= Stated goal =
Locate the string "flow" throughout the material and copy every line in which it occurs.

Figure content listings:
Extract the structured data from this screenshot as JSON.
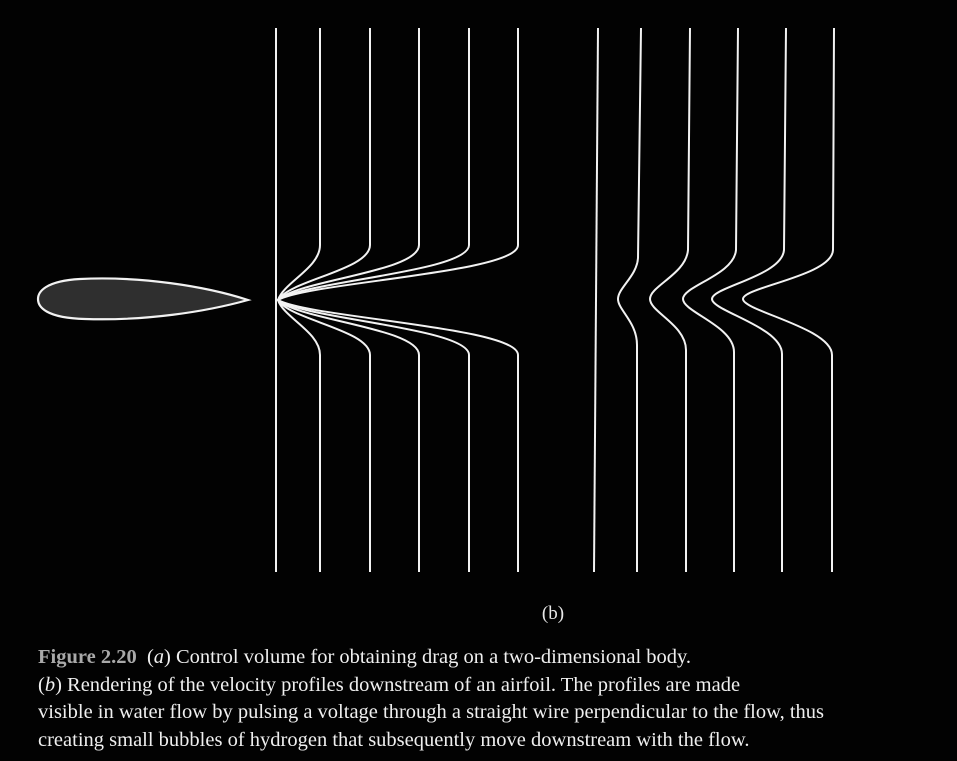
{
  "figure": {
    "subfigure_label_open": "(",
    "subfigure_label_letter": "b",
    "subfigure_label_close": ")"
  },
  "caption": {
    "number": "Figure 2.20",
    "part_a_letter": "a",
    "part_a_text": " Control volume for obtaining drag on a two-dimensional body.",
    "part_b_letter": "b",
    "part_b_text_line1": " Rendering of the velocity profiles downstream of an airfoil. The profiles are made",
    "line2": "visible in water flow by pulsing a voltage through a straight wire perpendicular to the flow, thus",
    "line3": "creating small bubbles of hydrogen that subsequently move downstream with the flow."
  },
  "colors": {
    "background": "#020202",
    "line": "#f2f2f2",
    "airfoil_fill": "#2f2f2f",
    "caption_number": "#a9a9a9"
  }
}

= Solution =
    "line2": "visible in water flow by pulsing a voltage through a straight wire perpendicular to the flow, thus",
    "line3": "creating small bubbles of hydrogen that subsequently move downstream with the flow."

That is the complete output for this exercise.